Given task: In the entries that open with the line containing "localize each UI" and close with the line containing "new-item-button[interactable]: New Item", swap "Website" for "Marketing" and write those lines out again, changing nothing else and leaving out the pictures.

Records shown:
────────────────────
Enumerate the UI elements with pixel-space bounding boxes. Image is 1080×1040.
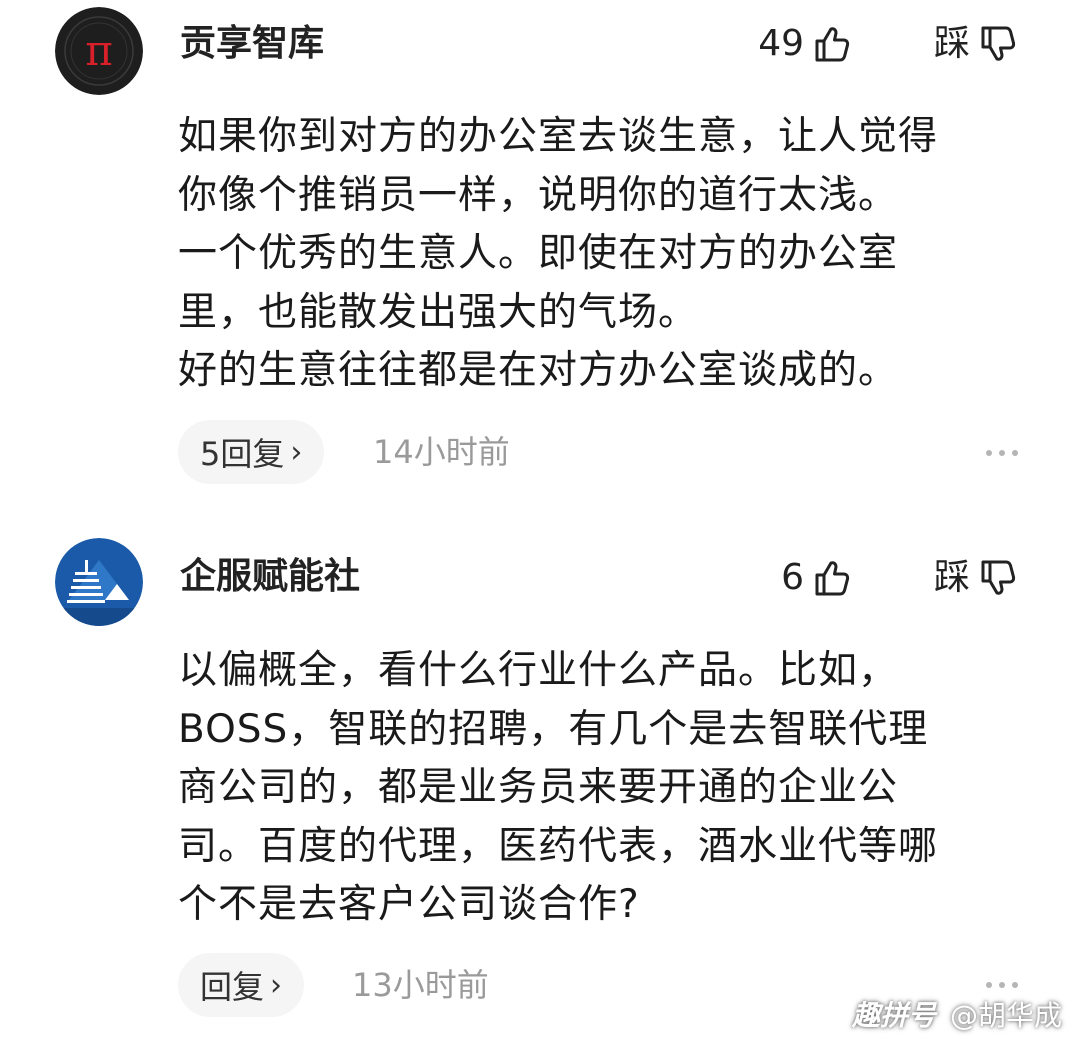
────────────────────
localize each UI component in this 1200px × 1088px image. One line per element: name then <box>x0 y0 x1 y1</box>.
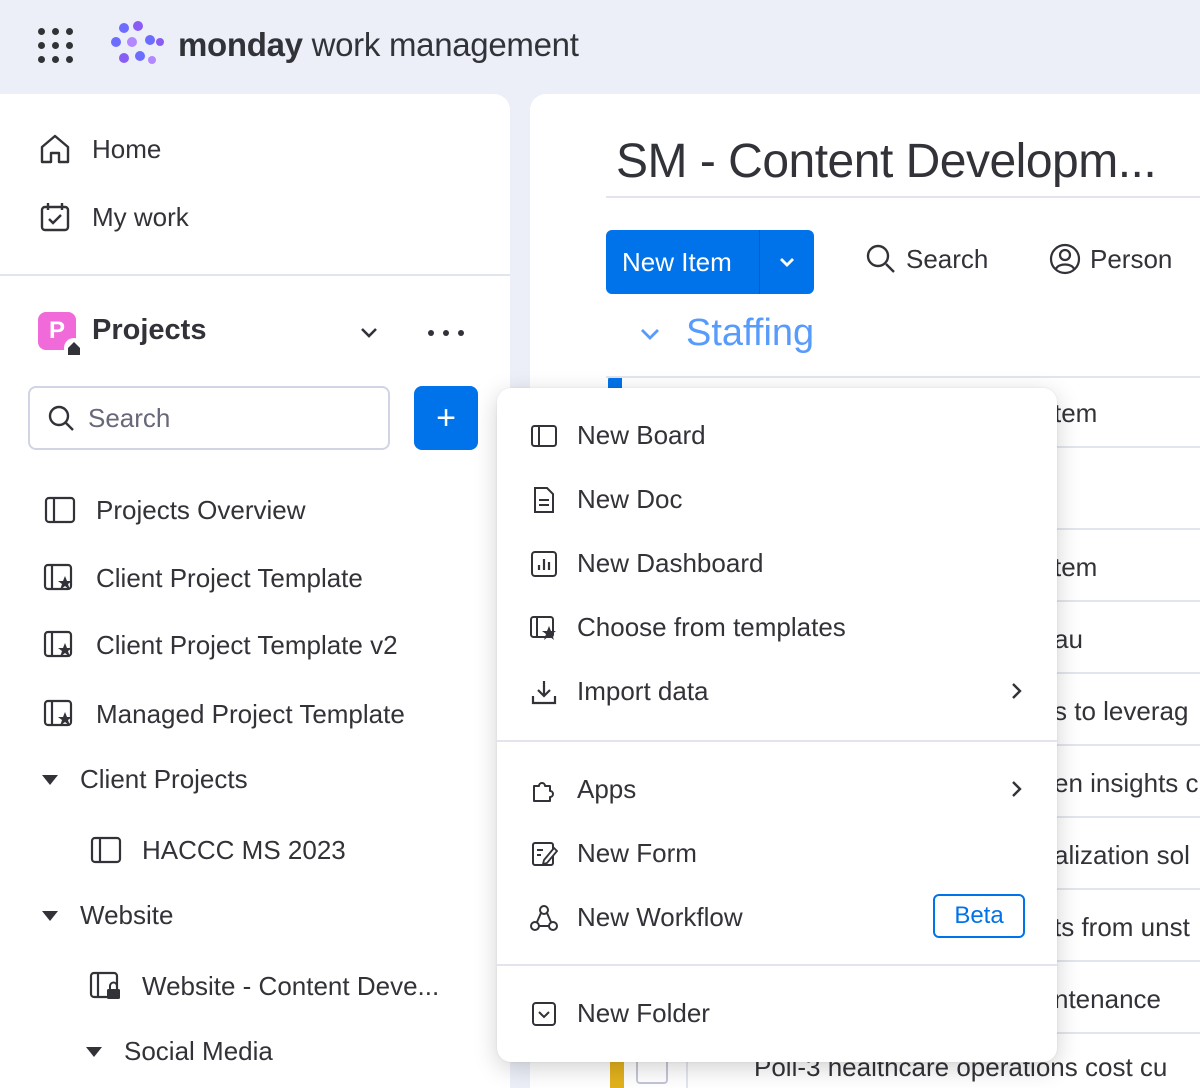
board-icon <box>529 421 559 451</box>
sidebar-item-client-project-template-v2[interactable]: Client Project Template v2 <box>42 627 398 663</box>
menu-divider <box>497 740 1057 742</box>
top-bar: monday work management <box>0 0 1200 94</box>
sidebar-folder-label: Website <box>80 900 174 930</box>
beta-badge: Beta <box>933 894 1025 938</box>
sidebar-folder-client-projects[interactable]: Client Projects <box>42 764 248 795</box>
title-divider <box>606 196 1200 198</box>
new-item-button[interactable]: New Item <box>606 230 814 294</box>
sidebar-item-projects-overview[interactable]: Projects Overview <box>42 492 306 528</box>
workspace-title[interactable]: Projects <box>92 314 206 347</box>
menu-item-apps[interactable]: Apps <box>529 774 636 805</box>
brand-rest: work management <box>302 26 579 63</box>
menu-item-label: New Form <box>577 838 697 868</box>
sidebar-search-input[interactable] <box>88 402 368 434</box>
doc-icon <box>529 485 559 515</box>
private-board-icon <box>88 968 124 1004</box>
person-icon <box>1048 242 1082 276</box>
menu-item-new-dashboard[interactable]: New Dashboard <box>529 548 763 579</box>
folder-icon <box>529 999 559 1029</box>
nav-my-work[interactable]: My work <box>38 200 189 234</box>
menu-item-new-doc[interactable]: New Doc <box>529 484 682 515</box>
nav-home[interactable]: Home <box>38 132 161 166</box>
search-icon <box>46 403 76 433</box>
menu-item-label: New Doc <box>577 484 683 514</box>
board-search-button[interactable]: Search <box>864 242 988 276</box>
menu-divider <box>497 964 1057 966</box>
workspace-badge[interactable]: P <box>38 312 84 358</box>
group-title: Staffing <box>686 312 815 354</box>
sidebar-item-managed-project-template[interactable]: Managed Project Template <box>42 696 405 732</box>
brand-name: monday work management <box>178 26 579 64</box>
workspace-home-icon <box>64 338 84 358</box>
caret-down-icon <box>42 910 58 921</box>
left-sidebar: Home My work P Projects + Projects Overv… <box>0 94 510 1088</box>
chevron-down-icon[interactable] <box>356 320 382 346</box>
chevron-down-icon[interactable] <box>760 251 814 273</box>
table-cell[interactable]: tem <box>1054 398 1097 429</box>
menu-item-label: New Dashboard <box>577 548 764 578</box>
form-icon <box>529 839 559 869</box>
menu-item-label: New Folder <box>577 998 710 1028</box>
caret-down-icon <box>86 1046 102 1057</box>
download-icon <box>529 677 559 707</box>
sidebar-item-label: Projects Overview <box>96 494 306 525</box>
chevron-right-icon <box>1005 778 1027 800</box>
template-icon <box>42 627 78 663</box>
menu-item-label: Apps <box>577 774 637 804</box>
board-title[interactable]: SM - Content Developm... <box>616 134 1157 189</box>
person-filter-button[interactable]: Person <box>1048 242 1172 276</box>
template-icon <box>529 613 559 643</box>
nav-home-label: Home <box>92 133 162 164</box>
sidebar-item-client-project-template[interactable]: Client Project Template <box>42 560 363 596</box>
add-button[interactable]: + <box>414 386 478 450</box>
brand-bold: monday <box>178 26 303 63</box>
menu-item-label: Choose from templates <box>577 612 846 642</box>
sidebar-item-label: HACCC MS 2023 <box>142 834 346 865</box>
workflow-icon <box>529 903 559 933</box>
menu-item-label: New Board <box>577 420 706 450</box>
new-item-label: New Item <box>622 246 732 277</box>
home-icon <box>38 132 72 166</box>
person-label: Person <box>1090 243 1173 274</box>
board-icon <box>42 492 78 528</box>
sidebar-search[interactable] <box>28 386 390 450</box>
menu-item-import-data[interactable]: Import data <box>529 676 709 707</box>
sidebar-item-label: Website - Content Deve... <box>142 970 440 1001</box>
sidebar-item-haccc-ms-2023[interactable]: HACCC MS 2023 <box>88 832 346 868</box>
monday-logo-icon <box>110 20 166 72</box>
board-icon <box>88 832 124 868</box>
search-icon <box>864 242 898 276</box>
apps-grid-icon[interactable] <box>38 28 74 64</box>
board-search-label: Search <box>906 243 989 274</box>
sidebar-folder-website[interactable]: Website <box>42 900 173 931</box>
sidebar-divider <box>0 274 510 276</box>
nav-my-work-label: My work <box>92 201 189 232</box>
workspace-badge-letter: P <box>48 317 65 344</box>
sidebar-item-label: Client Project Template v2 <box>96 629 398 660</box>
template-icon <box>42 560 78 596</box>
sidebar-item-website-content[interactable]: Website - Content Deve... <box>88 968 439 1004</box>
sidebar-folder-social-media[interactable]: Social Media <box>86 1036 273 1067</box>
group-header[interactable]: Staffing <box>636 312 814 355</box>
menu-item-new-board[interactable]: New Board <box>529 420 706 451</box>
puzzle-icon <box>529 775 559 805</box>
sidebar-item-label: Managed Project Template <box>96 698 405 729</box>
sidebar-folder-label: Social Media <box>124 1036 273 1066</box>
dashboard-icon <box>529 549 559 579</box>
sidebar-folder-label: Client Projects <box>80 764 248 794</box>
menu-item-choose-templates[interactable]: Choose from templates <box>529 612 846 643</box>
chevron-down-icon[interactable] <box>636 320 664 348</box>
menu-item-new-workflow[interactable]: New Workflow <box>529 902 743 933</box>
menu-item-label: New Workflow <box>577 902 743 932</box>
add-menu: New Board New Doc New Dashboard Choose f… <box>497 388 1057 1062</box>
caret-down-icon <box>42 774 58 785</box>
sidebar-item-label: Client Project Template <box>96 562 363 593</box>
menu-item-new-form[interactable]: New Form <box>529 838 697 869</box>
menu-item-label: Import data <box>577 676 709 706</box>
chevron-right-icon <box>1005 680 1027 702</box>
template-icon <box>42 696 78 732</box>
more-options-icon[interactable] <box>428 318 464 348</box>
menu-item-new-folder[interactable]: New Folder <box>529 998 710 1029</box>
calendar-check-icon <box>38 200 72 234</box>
────────────────────
Expected output:
localize each UI component in this 1200px × 1088px image. One line per element: name then <box>x0 y0 x1 y1</box>.
board-icon <box>529 421 559 451</box>
sidebar-item-client-project-template-v2[interactable]: Client Project Template v2 <box>42 627 398 663</box>
menu-divider <box>497 740 1057 742</box>
top-bar: monday work management <box>0 0 1200 94</box>
sidebar-folder-label: Marketing <box>80 900 174 930</box>
beta-badge: Beta <box>933 894 1025 938</box>
sidebar-folder-client-projects[interactable]: Client Projects <box>42 764 248 795</box>
title-divider <box>606 196 1200 198</box>
new-item-button[interactable]: New Item <box>606 230 814 294</box>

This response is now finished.